EXTRACTED INFORMATION:
####

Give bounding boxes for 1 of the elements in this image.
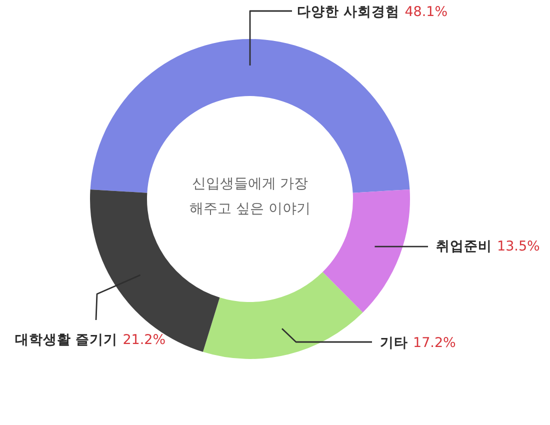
title: 신입생들에게 가장 해주고 싶은 이야기	[188, 175, 312, 219]
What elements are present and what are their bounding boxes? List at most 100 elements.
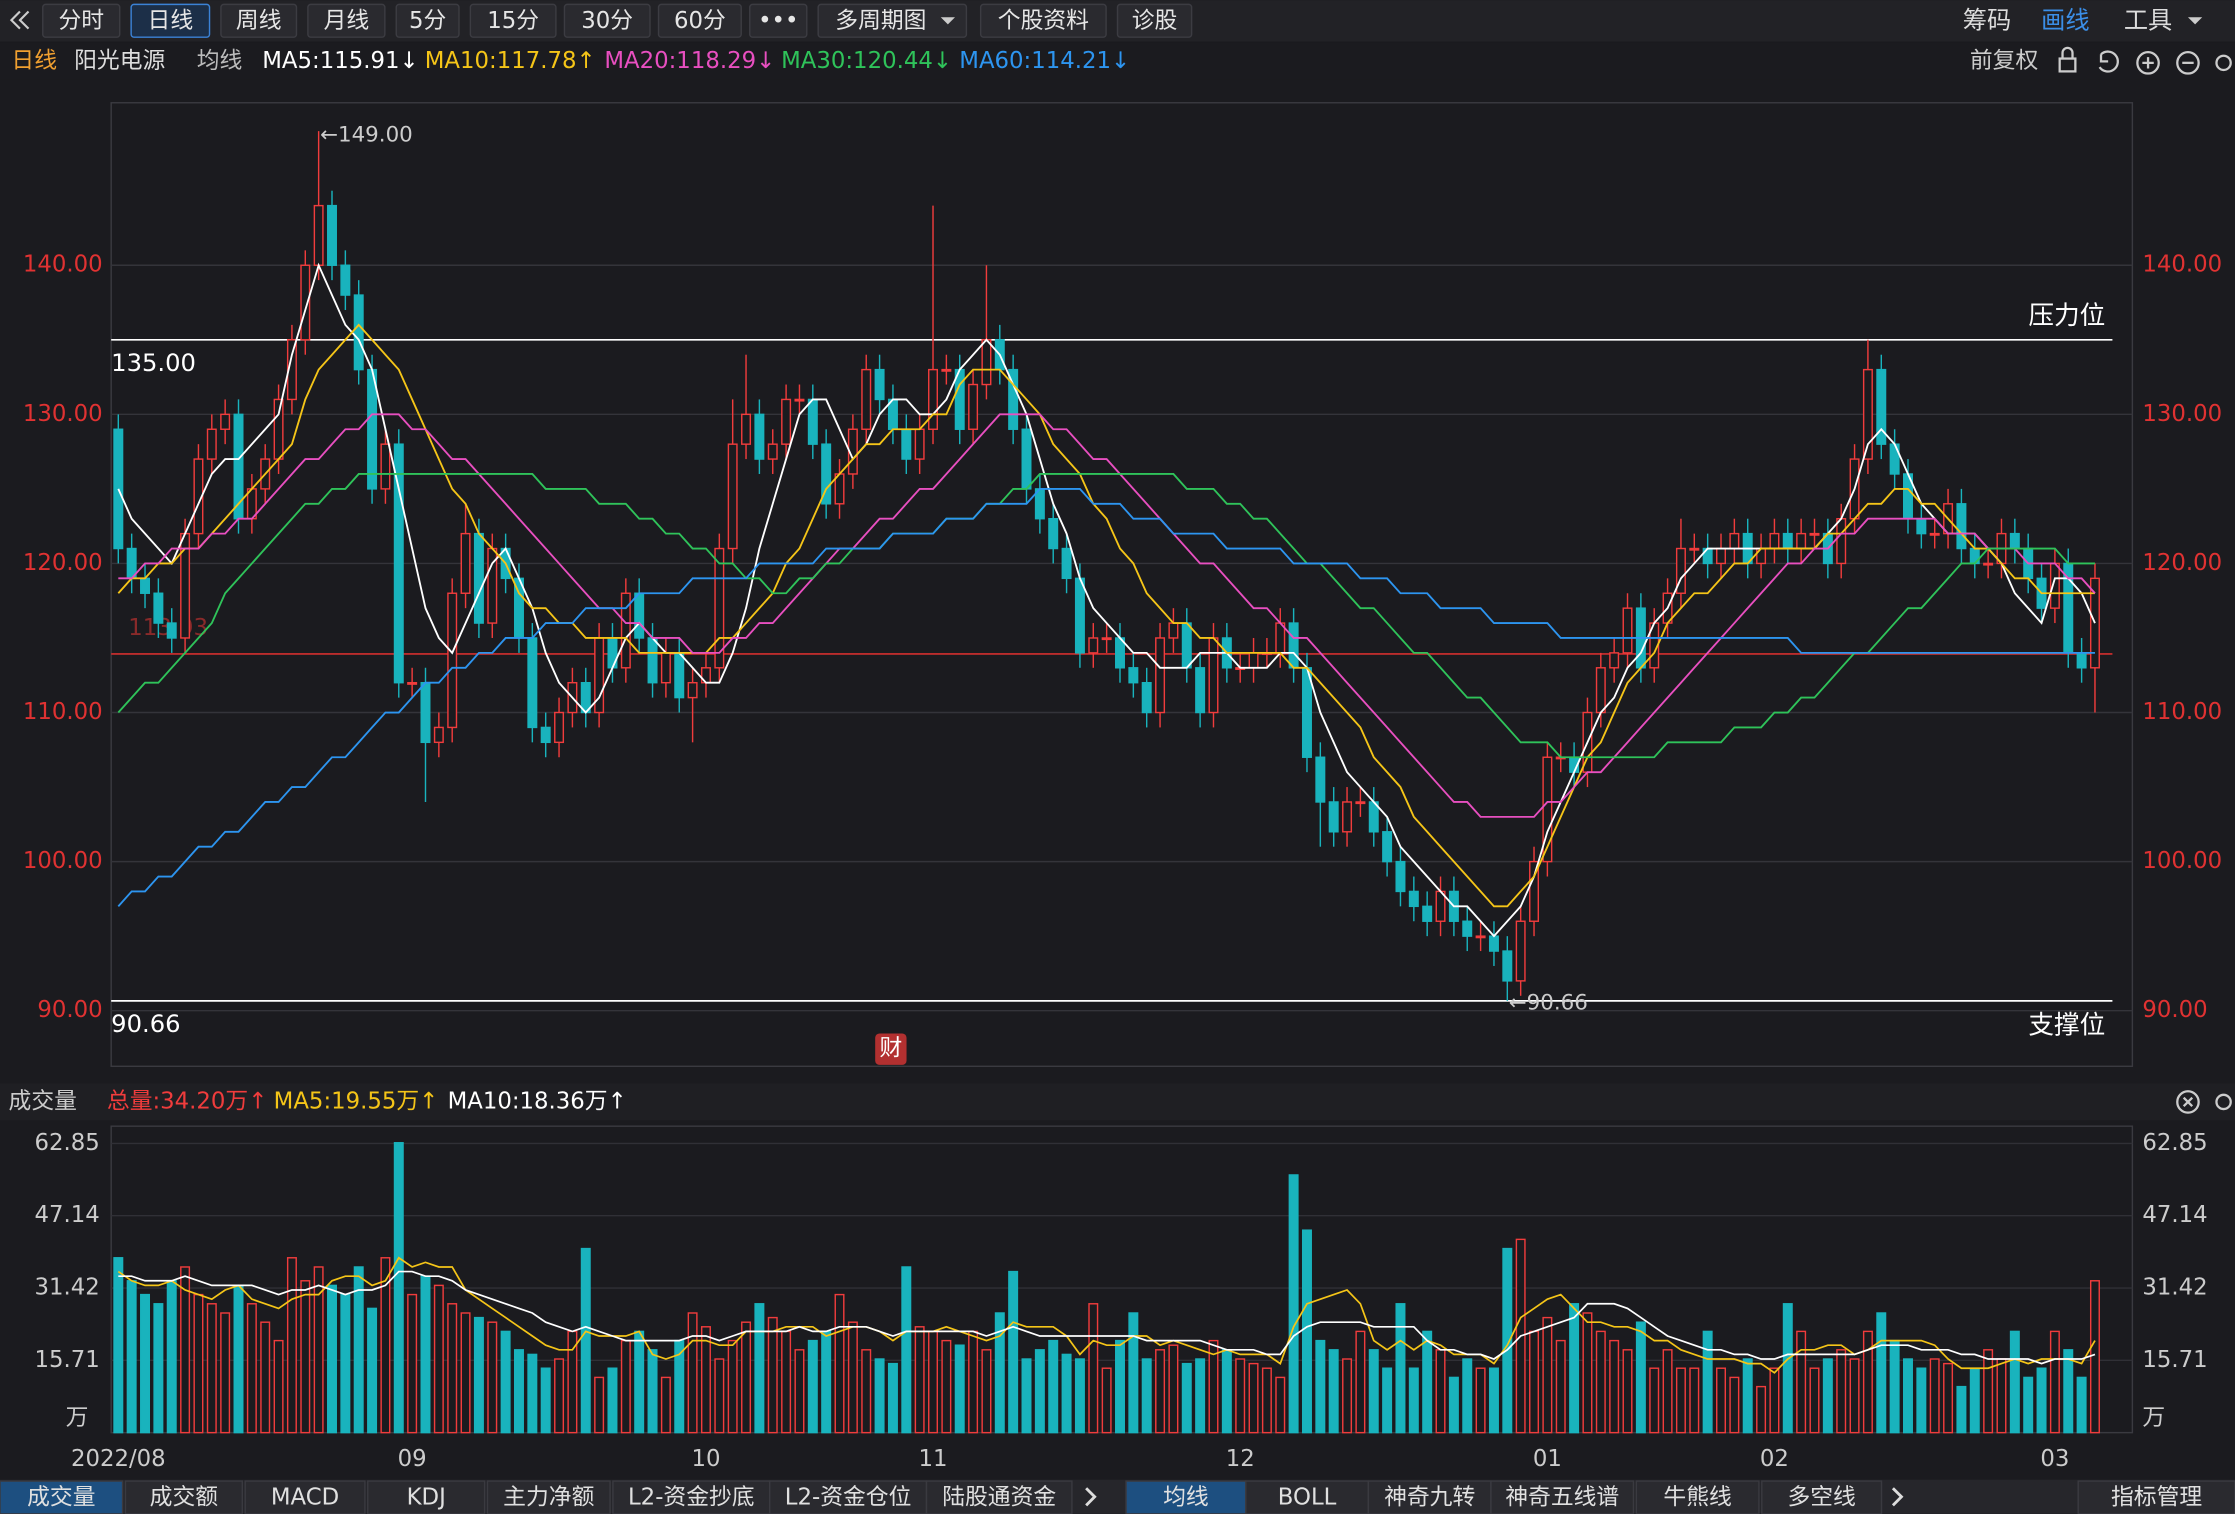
volume-bar [607, 1367, 618, 1434]
tab-label[interactable]: 牛熊线 [1663, 1485, 1731, 1511]
tab-label[interactable]: 成交量 [27, 1485, 95, 1511]
volume-bar [887, 1362, 898, 1434]
tab-label[interactable]: 成交额 [150, 1485, 219, 1511]
candle-body [1729, 532, 1740, 550]
tab-scroll[interactable] [1085, 1487, 1904, 1507]
lock-icon[interactable] [2058, 57, 2077, 73]
volume-bar [1382, 1367, 1393, 1434]
volume-bar [166, 1280, 177, 1434]
dropdown-arrow [940, 17, 956, 25]
candle-body [220, 413, 231, 430]
volume-bar [1301, 1229, 1312, 1434]
zoom-out-icon[interactable] [2176, 51, 2200, 75]
tab[interactable] [612, 1480, 771, 1514]
volume-bar [807, 1339, 818, 1434]
candle-body [1475, 935, 1486, 939]
toolbar-button[interactable] [563, 3, 651, 38]
volume-bar [1876, 1312, 1887, 1434]
y-tick-label-right: 120.00 [2142, 550, 2222, 576]
close-icon[interactable] [2176, 1090, 2200, 1114]
candle-body [313, 204, 324, 266]
volume-settings-icon[interactable] [2215, 1093, 2232, 1111]
toolbar-button-label[interactable]: 个股资料 [998, 8, 1089, 34]
toolbar-button[interactable] [979, 3, 1107, 38]
toolbar-button[interactable] [657, 3, 742, 38]
tab-label[interactable]: KDJ [407, 1485, 446, 1511]
back-icon[interactable] [9, 10, 30, 30]
adjust-label[interactable]: 前复权 [1970, 48, 2039, 74]
volume-bar [1475, 1367, 1486, 1434]
toolbar-button-label[interactable]: 日线 [148, 8, 194, 34]
toolbar-button-label[interactable]: 30分 [581, 8, 633, 34]
volume-bar [1595, 1330, 1606, 1434]
toolbar-button[interactable] [307, 3, 386, 38]
tab[interactable] [1490, 1480, 1635, 1514]
toolbar-button-label[interactable]: 60分 [674, 8, 726, 34]
volume-bar [340, 1293, 351, 1434]
tab[interactable] [1761, 1480, 1883, 1514]
candle-body [1048, 517, 1059, 550]
toolbar-button[interactable] [1116, 3, 1193, 38]
toolbar-button[interactable] [817, 3, 968, 38]
volume-bar [1168, 1344, 1179, 1434]
badge-label[interactable]: 财 [879, 1036, 902, 1062]
zoom-in-icon[interactable] [2136, 51, 2160, 75]
tab-label[interactable]: MACD [271, 1485, 339, 1511]
settings-icon[interactable] [2215, 54, 2232, 72]
volume-bar [1916, 1367, 1927, 1434]
toolbar-button[interactable] [42, 3, 121, 38]
volume-bar [2009, 1330, 2020, 1434]
x-tick-label: 11 [919, 1446, 948, 1472]
tab-label[interactable]: 多空线 [1787, 1485, 1855, 1511]
y-tick-label-right: 15.71 [2142, 1347, 2207, 1373]
tab-label[interactable]: L2-资金抄底 [628, 1485, 755, 1511]
toolbar-button[interactable] [469, 3, 557, 38]
toolbar-button[interactable] [220, 3, 298, 38]
tab-label[interactable]: 主力净额 [503, 1485, 594, 1511]
candle-body [1916, 517, 1927, 535]
tab[interactable] [1367, 1480, 1492, 1514]
tab-label[interactable]: 神奇九转 [1384, 1485, 1475, 1511]
undo-icon[interactable] [2098, 50, 2119, 73]
candle-body [166, 622, 177, 639]
volume-bar [1529, 1330, 1540, 1434]
toolbar-right-item[interactable]: 工具 [2124, 7, 2172, 35]
volume-bar [1969, 1367, 1980, 1434]
tab-label[interactable]: BOLL [1278, 1485, 1337, 1511]
toolbar-button-label[interactable]: ••• [758, 8, 798, 34]
badge[interactable] [875, 1033, 907, 1065]
tab-label[interactable]: L2-资金仓位 [785, 1485, 912, 1511]
volume-bar [260, 1321, 271, 1434]
volume-bar [1275, 1376, 1286, 1434]
tab-label[interactable]: 陆股通资金 [942, 1485, 1056, 1511]
volume-bar [1716, 1367, 1726, 1434]
toolbar-button[interactable] [130, 3, 211, 38]
tab-label[interactable]: 均线 [1163, 1485, 1209, 1511]
lock-shackle [2061, 46, 2074, 59]
toolbar-button[interactable] [749, 3, 808, 38]
candle-body [1328, 801, 1339, 833]
toolbar-button-label[interactable]: 周线 [236, 8, 282, 34]
toolbar-button-label[interactable]: 月线 [324, 8, 370, 34]
toolbar-button-label[interactable]: 诊股 [1132, 8, 1178, 34]
volume-bar [1849, 1358, 1860, 1434]
tab-label[interactable]: 指标管理 [2111, 1485, 2202, 1511]
tab[interactable] [1245, 1480, 1370, 1514]
candle-body [1208, 637, 1219, 714]
volume-bar [1729, 1376, 1740, 1434]
toolbar-button[interactable] [395, 3, 460, 38]
candle-body [1248, 652, 1259, 669]
volume-bar [767, 1316, 778, 1434]
toolbar-right-item[interactable]: 筹码 [1963, 7, 2011, 35]
toolbar-button-label[interactable]: 5分 [409, 8, 446, 34]
toolbar-right-item[interactable]: 画线 [2041, 7, 2089, 35]
tab[interactable] [124, 1480, 244, 1514]
candle-body [928, 368, 939, 430]
toolbar-button-label[interactable]: 分时 [58, 8, 104, 34]
toolbar-button-label[interactable]: 15分 [487, 8, 539, 34]
candle-body [433, 726, 444, 744]
toolbar-button-label[interactable]: 多周期图 [835, 8, 926, 34]
tab-label[interactable]: 神奇五线谱 [1505, 1485, 1619, 1511]
candle-body [420, 681, 431, 744]
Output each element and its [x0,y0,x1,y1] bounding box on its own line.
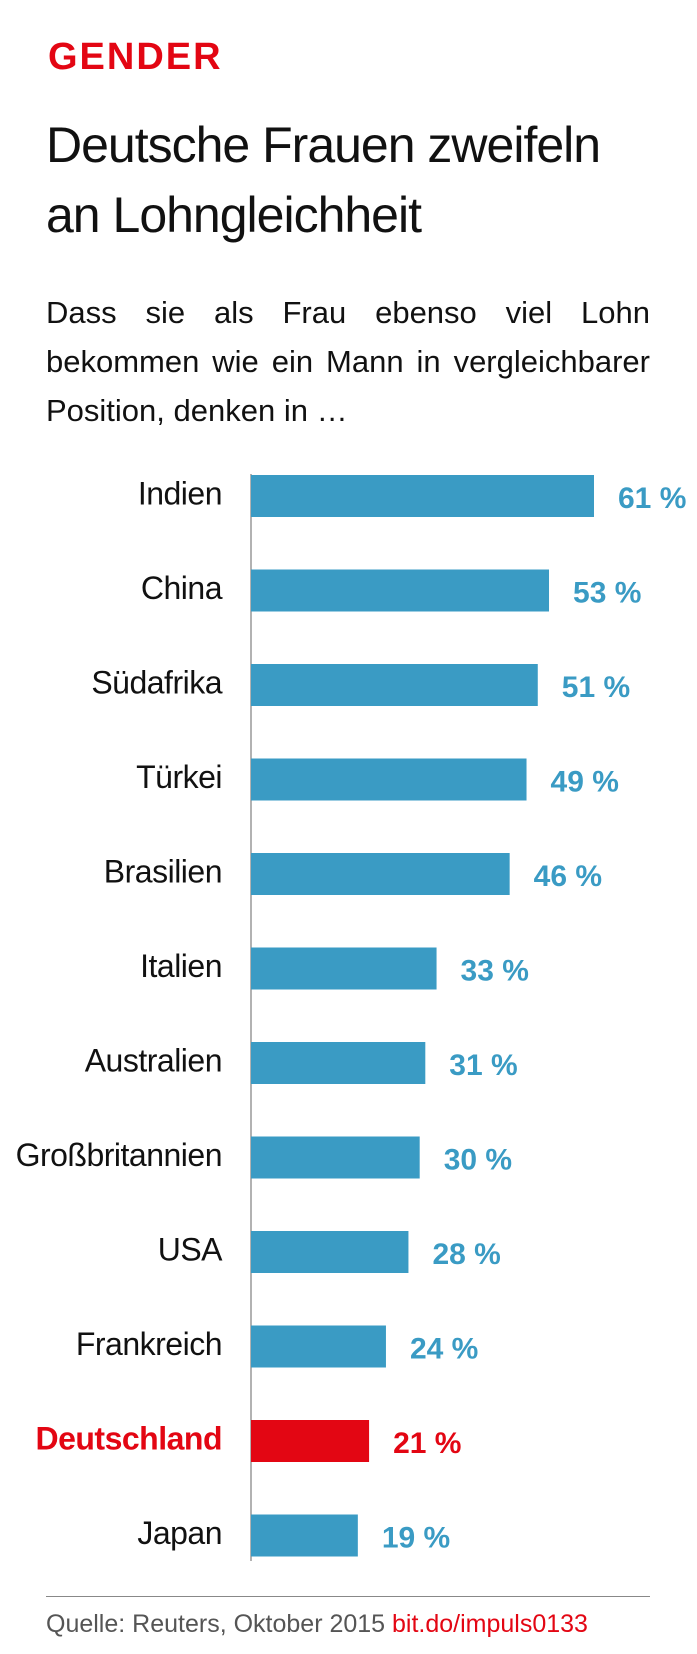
category-label: Großbritannien [16,1137,222,1173]
value-label: 51 % [562,671,630,704]
category-label: USA [158,1231,223,1267]
category-label: Japan [137,1515,222,1551]
bar [251,1042,426,1084]
value-label: 21 % [393,1427,461,1460]
category-label: Brasilien [104,853,222,889]
link[interactable]: bit.do/impuls0133 [392,1610,588,1638]
bar [251,1514,358,1557]
bar [251,758,527,801]
value-label: 61 % [618,482,686,515]
value-label: 30 % [444,1143,512,1176]
value-label: 49 % [551,765,619,798]
bar [251,1231,409,1273]
category-label: China [141,570,223,606]
footer-rule [46,1596,650,1597]
kicker: GENDER [48,36,223,78]
category-label: Italien [140,948,222,984]
category-label: Deutschland [35,1420,222,1456]
bar [251,569,550,612]
bar [251,1325,386,1368]
value-label: 46 % [534,860,602,893]
source: Quelle: Reuters, Oktober 2015 [46,1610,386,1638]
value-label: 31 % [449,1049,517,1082]
bar [251,475,594,517]
chart-title: Deutsche Frauen zweifeln an Lohngleichhe… [46,117,601,243]
bar [251,1136,420,1179]
chart: Indien 61 % China 53 % Südafrika 51 % Türkei 49… [16,474,686,1561]
bar [251,947,437,990]
category-label: Frankreich [76,1326,222,1362]
bar [251,1420,370,1462]
category-label: Südafrika [91,664,222,700]
value-label: 53 % [573,576,641,609]
category-label: Australien [85,1042,222,1078]
bar [251,853,510,895]
subtitle: Dass sie als Frau ebenso viel Lohn bekom… [46,295,650,428]
value-label: 33 % [461,954,529,987]
category-label: Indien [138,475,222,511]
value-label: 19 % [382,1521,450,1554]
value-label: 24 % [410,1332,478,1365]
value-label: 28 % [432,1238,500,1271]
bar [251,664,538,706]
category-label: Türkei [136,759,222,795]
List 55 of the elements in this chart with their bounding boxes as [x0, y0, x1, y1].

####

SET PROBLEM: Reproduce every row above, replacing each occurrence of "volume-bar" with "volume-column" and keeping everything else unchanged. Leave the pictures out of the output.

EXERCISE ANSWER:
Give bounding boxes for 1 of the elements in this image.
title: 신입생들에게 가장 해주고 싶은 이야기	[188, 175, 312, 219]
What elements are present and what are their bounding boxes? List at most 100 elements.
volume-column [607, 1367, 618, 1434]
tab-label[interactable]: 牛熊线 [1663, 1485, 1731, 1511]
tab-label[interactable]: 成交量 [27, 1485, 95, 1511]
volume-column [887, 1362, 898, 1434]
tab-label[interactable]: 成交额 [150, 1485, 219, 1511]
candle-body [1729, 532, 1740, 550]
tab-scroll[interactable] [1085, 1487, 1904, 1507]
lock-icon[interactable] [2058, 57, 2077, 73]
volume-column [1382, 1367, 1393, 1434]
volume-column [166, 1280, 177, 1434]
dropdown-arrow [940, 17, 956, 25]
candle-body [220, 413, 231, 430]
volume-column [1301, 1229, 1312, 1434]
zoom-out-icon[interactable] [2176, 51, 2200, 75]
tab[interactable] [612, 1480, 771, 1514]
volume-column [807, 1339, 818, 1434]
candle-body [1475, 935, 1486, 939]
toolbar-button[interactable] [563, 3, 651, 38]
volume-column [1876, 1312, 1887, 1434]
y-tick-label-right: 120.00 [2142, 550, 2222, 576]
close-icon[interactable] [2176, 1090, 2200, 1114]
candle-body [313, 204, 324, 266]
volume-settings-icon[interactable] [2215, 1093, 2232, 1111]
toolbar-button-label[interactable]: 个股资料 [998, 8, 1089, 34]
toolbar-button[interactable] [979, 3, 1107, 38]
toolbar-button[interactable] [657, 3, 742, 38]
tab-label[interactable]: KDJ [407, 1485, 446, 1511]
back-icon[interactable] [9, 10, 30, 30]
adjust-label[interactable]: 前复权 [1970, 48, 2039, 74]
volume-column [1475, 1367, 1486, 1434]
toolbar-button-label[interactable]: 日线 [148, 8, 194, 34]
toolbar-button-label[interactable]: 30分 [581, 8, 633, 34]
volume-column [1595, 1330, 1606, 1434]
toolbar-button[interactable] [307, 3, 386, 38]
tab[interactable] [1490, 1480, 1635, 1514]
toolbar-button-label[interactable]: 60分 [674, 8, 726, 34]
volume-column [340, 1293, 351, 1434]
tab[interactable] [1761, 1480, 1883, 1514]
candle-body [1048, 517, 1059, 550]
toolbar-button[interactable] [1116, 3, 1193, 38]
toolbar-button[interactable] [817, 3, 968, 38]
volume-column [1168, 1344, 1179, 1434]
badge-label[interactable]: 财 [879, 1036, 902, 1062]
zoom-in-icon[interactable] [2136, 51, 2160, 75]
tab-label[interactable]: MACD [271, 1485, 339, 1511]
settings-icon[interactable] [2215, 54, 2232, 72]
volume-column [1916, 1367, 1927, 1434]
toolbar-button[interactable] [42, 3, 121, 38]
volume-column [2009, 1330, 2020, 1434]
x-tick-label: 11 [919, 1446, 948, 1472]
tab-label[interactable]: 多空线 [1787, 1485, 1855, 1511]
y-tick-label-right: 15.71 [2142, 1347, 2207, 1373]
tab-label[interactable]: L2-资金抄底 [628, 1485, 755, 1511]
toolbar-button[interactable] [469, 3, 557, 38]
toolbar-button[interactable] [220, 3, 298, 38]
tab-label[interactable]: 主力净额 [503, 1485, 594, 1511]
candle-body [1916, 517, 1927, 535]
tab[interactable] [1367, 1480, 1492, 1514]
tab-label[interactable]: 神奇九转 [1384, 1485, 1475, 1511]
undo-icon[interactable] [2098, 50, 2119, 73]
candle-body [166, 622, 177, 639]
volume-column [1529, 1330, 1540, 1434]
toolbar-right-item[interactable]: 工具 [2124, 7, 2172, 35]
volume-column [1969, 1367, 1980, 1434]
tab-label[interactable]: BOLL [1278, 1485, 1337, 1511]
toolbar-button-label[interactable]: ••• [758, 8, 798, 34]
badge[interactable] [875, 1033, 907, 1065]
tab-label[interactable]: L2-资金仓位 [785, 1485, 912, 1511]
volume-column [260, 1321, 271, 1434]
volume-column [1275, 1376, 1286, 1434]
tab-label[interactable]: 陆股通资金 [942, 1485, 1056, 1511]
volume-column [1716, 1367, 1726, 1434]
toolbar-button[interactable] [130, 3, 211, 38]
tab-label[interactable]: 均线 [1163, 1485, 1209, 1511]
lock-shackle [2061, 46, 2074, 59]
toolbar-button[interactable] [749, 3, 808, 38]
candle-body [1328, 801, 1339, 833]
toolbar-button-label[interactable]: 周线 [236, 8, 282, 34]
toolbar-button-label[interactable]: 月线 [324, 8, 370, 34]
toolbar-button-label[interactable]: 诊股 [1132, 8, 1178, 34]
volume-column [1849, 1358, 1860, 1434]
tab-label[interactable]: 指标管理 [2111, 1485, 2202, 1511]
tab[interactable] [1245, 1480, 1370, 1514]
candle-body [1208, 637, 1219, 714]
volume-column [1729, 1376, 1740, 1434]
toolbar-button[interactable] [395, 3, 460, 38]
candle-body [1248, 652, 1259, 669]
volume-column [767, 1316, 778, 1434]
toolbar-right-item[interactable]: 筹码 [1963, 7, 2011, 35]
toolbar-button-label[interactable]: 5分 [409, 8, 446, 34]
toolbar-right-item[interactable]: 画线 [2041, 7, 2089, 35]
tab[interactable] [124, 1480, 244, 1514]
candle-body [928, 368, 939, 430]
toolbar-button-label[interactable]: 分时 [58, 8, 104, 34]
toolbar-button-label[interactable]: 15分 [487, 8, 539, 34]
candle-body [433, 726, 444, 744]
toolbar-button-label[interactable]: 多周期图 [835, 8, 926, 34]
tab-label[interactable]: 神奇五线谱 [1505, 1485, 1619, 1511]
candle-body [420, 681, 431, 744]
Output each element and its [x0,y0,x1,y1] bounding box on its own line.
category-label: Großbritannien [16,1137,222,1173]
value-label: 51 % [562,671,630,704]
category-label: USA [158,1231,223,1267]
category-label: Japan [137,1515,222,1551]
bar [251,1042,426,1084]
value-label: 21 % [393,1427,461,1460]
category-label: Brasilien [104,853,222,889]
link[interactable]: bit.do/impuls0133 [392,1610,588,1638]
bar [251,1514,358,1557]
bar [251,758,527,801]
value-label: 61 % [618,482,686,515]
value-label: 30 % [444,1143,512,1176]
value-label: 49 % [551,765,619,798]
bar [251,1231,409,1273]
category-label: China [141,570,223,606]
footer-rule [46,1596,650,1597]
kicker: GENDER [48,36,223,78]
category-label: Italien [140,948,222,984]
category-label: Deutschland [35,1420,222,1456]
bar [251,569,550,612]
bar [251,1325,386,1368]
value-label: 46 % [534,860,602,893]
source: Quelle: Reuters, Oktober 2015 [46,1610,386,1638]
value-label: 31 % [449,1049,517,1082]
bar [251,475,594,517]
chart-title: Deutsche Frauen zweifeln an Lohngleichhe… [46,117,601,243]
bar [251,1136,420,1179]
chart: Indien 61 % China 53 % Südafrika 51 % Türkei 49… [16,474,686,1561]
bar [251,947,437,990]
category-label: Frankreich [76,1326,222,1362]
bar [251,1420,370,1462]
category-label: Südafrika [91,664,222,700]
value-label: 53 % [573,576,641,609]
category-label: Australien [85,1042,222,1078]
bar [251,853,510,895]
subtitle: Dass sie als Frau ebenso viel Lohn bekom… [46,295,650,428]
value-label: 33 % [461,954,529,987]
category-label: Indien [138,475,222,511]
value-label: 19 % [382,1521,450,1554]
value-label: 24 % [410,1332,478,1365]
value-label: 28 % [432,1238,500,1271]
bar [251,664,538,706]
category-label: Türkei [136,759,222,795]
List 55 of the elements in this chart with their bounding boxes as [x0, y0, x1, y1].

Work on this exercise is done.